-- SUPPLIED PASSAGE follows --
Toronto: Alfred A. Knopf, 1995

Neurological patients, Oliver Sacks once wrote, are travellers to unimaginable lands. An Anthropologist on Mars offers portraits of seven such travelers -- including a British Columbia surgeon consumed by the compulsive tics of Tourette’s syndrome unless he is operating; an artist who loses all sense of color in a car accident, but finds a new sensibility and creative power in black and white; and an autistic professor who cannot decipher the simplest social exchange between humans, but has built a career out of her intuitive understanding of animal behavior.

These are paradoxical tales, for neurological disease can conduct one to other modes of being that -- however abnormal they may be to our way of thinking -- may develop virtues and beauties of their own. The exploration of these individual lives is not one that can be made in a consulting room or office, and Sacks has taken off his white coat and deserted the hospital, by and large, to join his subjects in their own environments. He feels, he says, in part like a neuroanthropologist, but most of all like a physician, called here and there to make house calls, house calls at the far border of experience.
-- SUPPLIED PASSAGE concluded --
-- GIVEN RECORDS follows --
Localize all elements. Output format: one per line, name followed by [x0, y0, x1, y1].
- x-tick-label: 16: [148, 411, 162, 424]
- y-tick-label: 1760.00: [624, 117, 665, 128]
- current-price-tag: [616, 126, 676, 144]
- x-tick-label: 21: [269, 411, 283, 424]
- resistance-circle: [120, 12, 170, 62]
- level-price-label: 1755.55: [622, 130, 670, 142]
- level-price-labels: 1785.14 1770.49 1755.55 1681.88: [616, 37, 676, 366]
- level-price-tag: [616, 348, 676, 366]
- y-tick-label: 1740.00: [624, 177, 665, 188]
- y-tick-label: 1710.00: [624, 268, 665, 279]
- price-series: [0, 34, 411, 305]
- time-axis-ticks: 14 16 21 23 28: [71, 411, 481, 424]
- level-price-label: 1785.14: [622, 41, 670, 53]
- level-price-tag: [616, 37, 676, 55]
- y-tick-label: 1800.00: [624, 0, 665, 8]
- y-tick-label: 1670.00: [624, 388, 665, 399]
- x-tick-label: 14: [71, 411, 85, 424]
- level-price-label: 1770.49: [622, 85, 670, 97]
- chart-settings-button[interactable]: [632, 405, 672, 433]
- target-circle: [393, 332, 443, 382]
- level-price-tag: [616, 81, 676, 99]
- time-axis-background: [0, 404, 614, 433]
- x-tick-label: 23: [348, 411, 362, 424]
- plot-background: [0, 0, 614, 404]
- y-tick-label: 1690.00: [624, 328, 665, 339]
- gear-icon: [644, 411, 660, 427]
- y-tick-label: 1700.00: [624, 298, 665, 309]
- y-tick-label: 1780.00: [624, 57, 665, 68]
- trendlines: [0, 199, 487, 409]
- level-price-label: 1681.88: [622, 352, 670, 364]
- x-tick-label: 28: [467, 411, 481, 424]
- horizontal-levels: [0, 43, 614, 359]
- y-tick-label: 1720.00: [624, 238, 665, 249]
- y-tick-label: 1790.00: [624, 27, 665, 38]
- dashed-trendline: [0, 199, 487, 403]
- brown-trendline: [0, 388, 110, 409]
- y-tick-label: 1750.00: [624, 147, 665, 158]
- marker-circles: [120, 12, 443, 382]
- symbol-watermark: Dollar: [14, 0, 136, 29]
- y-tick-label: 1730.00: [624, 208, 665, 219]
-- GIVEN RECORDS concluded --
WHAT IS EXPECTED
Reproduce the description of An Anthropologist on Mars word for word, from "Toronto: Alfred A." to "of animal behavior.".

SOLUTION
Toronto: Alfred A. Knopf, 1995

Neurological patients, Oliver Sacks once wrote, are travellers to unimaginable lands. An Anthropologist on Mars offers portraits of seven such travelers -- including a British Columbia surgeon consumed by the compulsive tics of Tourette’s syndrome unless he is operating; an artist who loses all sense of color in a car accident, but finds a new sensibility and creative power in black and white; and an autistic professor who cannot decipher the simplest social exchange between humans, but has built a career out of her intuitive understanding of animal behavior.